**What is expected:**
Count every line that has "Picture" in it and give the total, nothing more.

(Stored entries)
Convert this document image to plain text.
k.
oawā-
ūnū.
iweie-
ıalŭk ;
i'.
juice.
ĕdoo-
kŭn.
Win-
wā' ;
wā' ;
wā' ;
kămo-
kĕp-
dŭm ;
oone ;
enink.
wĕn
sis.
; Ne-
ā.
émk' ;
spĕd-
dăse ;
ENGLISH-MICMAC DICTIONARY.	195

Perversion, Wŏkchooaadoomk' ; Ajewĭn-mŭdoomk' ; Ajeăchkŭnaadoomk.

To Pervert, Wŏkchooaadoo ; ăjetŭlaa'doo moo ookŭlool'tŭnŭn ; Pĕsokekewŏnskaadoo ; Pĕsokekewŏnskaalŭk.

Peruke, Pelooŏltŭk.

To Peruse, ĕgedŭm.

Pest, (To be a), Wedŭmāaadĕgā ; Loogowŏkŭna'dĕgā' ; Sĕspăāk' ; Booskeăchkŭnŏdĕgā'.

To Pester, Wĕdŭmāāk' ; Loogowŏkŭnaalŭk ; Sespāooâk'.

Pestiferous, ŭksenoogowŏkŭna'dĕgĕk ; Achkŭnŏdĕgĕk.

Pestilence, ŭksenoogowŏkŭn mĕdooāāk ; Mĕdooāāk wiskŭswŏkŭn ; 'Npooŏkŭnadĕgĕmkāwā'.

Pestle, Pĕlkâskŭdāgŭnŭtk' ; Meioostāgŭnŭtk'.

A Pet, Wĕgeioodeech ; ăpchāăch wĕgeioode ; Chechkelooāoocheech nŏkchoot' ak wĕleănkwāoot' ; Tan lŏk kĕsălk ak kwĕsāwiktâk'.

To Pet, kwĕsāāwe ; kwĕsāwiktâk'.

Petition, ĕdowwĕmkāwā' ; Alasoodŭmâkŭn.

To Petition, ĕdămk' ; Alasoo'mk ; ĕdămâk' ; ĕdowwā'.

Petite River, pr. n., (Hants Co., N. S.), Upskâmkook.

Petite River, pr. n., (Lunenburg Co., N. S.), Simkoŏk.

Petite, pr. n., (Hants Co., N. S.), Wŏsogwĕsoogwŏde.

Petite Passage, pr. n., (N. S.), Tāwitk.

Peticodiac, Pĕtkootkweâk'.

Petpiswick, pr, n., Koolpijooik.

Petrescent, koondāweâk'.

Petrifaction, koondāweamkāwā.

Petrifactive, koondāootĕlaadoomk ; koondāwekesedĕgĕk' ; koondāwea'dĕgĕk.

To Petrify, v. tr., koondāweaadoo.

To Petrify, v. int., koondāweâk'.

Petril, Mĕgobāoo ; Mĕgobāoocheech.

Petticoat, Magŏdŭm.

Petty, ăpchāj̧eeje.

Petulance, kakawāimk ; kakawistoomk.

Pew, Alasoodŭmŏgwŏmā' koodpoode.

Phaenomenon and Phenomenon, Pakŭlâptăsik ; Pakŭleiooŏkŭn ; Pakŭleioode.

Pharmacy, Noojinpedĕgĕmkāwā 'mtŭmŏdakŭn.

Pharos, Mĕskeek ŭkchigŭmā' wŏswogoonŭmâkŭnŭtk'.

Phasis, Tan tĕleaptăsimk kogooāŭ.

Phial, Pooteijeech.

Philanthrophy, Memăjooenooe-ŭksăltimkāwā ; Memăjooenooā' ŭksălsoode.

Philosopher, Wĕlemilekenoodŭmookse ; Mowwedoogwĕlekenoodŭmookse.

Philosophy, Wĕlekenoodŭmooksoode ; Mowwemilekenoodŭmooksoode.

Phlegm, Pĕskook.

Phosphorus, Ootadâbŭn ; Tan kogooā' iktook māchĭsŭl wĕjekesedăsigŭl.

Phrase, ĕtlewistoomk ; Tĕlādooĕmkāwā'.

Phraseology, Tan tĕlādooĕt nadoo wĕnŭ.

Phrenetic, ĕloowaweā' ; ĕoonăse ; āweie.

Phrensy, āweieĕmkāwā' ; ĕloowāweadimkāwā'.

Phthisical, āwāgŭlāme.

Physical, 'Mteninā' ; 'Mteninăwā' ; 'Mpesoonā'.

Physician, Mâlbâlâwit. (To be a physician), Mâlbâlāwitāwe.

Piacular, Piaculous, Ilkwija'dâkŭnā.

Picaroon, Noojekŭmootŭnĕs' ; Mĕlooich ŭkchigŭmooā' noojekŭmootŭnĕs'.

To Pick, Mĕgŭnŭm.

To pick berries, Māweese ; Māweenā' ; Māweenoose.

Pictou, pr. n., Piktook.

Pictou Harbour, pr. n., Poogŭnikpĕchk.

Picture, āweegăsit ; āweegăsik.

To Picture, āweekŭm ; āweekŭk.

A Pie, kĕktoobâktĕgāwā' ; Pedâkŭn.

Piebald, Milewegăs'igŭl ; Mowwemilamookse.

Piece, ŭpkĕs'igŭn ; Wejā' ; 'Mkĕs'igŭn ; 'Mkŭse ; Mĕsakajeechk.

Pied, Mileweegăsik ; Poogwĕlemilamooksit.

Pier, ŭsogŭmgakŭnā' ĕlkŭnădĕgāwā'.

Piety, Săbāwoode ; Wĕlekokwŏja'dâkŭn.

**Task solution:**
2